# DATA ENTRIES start

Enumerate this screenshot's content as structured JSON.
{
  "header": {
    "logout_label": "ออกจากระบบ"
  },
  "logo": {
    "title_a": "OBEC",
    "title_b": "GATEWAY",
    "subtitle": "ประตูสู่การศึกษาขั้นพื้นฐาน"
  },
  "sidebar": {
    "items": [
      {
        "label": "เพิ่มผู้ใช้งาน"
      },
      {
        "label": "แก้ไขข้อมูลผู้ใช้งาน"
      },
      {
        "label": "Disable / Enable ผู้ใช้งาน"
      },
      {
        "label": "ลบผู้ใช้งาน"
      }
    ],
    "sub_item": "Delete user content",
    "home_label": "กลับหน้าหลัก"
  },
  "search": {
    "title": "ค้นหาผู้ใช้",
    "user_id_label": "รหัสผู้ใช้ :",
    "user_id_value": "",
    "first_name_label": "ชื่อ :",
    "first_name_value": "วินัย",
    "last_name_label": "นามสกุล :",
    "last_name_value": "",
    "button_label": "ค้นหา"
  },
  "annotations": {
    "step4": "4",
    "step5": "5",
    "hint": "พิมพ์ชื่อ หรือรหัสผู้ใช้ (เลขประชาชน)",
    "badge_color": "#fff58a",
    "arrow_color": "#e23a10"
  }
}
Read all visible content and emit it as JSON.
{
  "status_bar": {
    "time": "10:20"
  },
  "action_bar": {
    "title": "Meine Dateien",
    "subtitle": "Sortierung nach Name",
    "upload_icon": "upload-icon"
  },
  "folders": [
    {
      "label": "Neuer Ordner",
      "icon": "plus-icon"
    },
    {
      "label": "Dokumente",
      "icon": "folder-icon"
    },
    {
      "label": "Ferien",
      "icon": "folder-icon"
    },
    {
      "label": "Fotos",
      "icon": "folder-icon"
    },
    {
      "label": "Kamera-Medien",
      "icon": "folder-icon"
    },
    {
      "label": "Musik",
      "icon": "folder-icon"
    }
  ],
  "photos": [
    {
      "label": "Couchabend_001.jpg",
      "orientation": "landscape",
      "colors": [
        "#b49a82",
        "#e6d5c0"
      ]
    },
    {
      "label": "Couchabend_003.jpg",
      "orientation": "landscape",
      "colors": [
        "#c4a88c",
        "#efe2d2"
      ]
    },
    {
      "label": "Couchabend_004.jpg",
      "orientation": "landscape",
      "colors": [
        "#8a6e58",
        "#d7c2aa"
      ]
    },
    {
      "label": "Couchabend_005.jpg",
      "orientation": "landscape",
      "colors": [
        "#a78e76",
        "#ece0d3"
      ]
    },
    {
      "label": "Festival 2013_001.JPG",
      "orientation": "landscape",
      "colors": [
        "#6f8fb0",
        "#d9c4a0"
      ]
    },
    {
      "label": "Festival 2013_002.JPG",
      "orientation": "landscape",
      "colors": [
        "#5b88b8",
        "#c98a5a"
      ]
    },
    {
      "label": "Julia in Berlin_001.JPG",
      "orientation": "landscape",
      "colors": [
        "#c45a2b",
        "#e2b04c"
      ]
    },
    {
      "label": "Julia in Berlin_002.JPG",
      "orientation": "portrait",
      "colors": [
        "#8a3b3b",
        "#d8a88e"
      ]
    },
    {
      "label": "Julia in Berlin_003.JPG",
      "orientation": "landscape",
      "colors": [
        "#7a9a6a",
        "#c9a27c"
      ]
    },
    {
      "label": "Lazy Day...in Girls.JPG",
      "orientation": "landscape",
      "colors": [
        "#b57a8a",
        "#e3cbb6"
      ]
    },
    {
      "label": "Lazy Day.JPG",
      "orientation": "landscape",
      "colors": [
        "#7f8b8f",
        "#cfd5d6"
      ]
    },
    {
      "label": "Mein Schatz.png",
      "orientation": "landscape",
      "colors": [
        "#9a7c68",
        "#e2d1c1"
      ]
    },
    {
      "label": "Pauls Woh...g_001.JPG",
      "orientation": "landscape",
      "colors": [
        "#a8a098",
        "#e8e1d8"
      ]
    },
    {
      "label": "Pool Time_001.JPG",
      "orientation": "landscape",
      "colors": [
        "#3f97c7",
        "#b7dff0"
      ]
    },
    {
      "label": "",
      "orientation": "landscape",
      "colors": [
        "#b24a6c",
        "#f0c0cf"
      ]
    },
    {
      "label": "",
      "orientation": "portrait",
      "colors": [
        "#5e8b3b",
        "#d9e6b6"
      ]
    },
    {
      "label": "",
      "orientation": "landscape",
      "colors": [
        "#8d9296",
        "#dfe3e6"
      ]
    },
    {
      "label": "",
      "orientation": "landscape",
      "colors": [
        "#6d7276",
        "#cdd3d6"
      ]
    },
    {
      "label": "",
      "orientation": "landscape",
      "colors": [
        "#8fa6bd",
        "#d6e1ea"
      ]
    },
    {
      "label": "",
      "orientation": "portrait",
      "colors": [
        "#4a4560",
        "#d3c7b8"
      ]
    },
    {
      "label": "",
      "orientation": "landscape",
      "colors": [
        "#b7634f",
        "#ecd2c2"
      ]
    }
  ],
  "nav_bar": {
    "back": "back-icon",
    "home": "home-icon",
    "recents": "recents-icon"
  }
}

# DATA ENTRIES end

§ **AIM OF THE TASK**
Provide only the count of lines in the material above that hold the word "subtitle".

§ **TASK RESPONSE**
2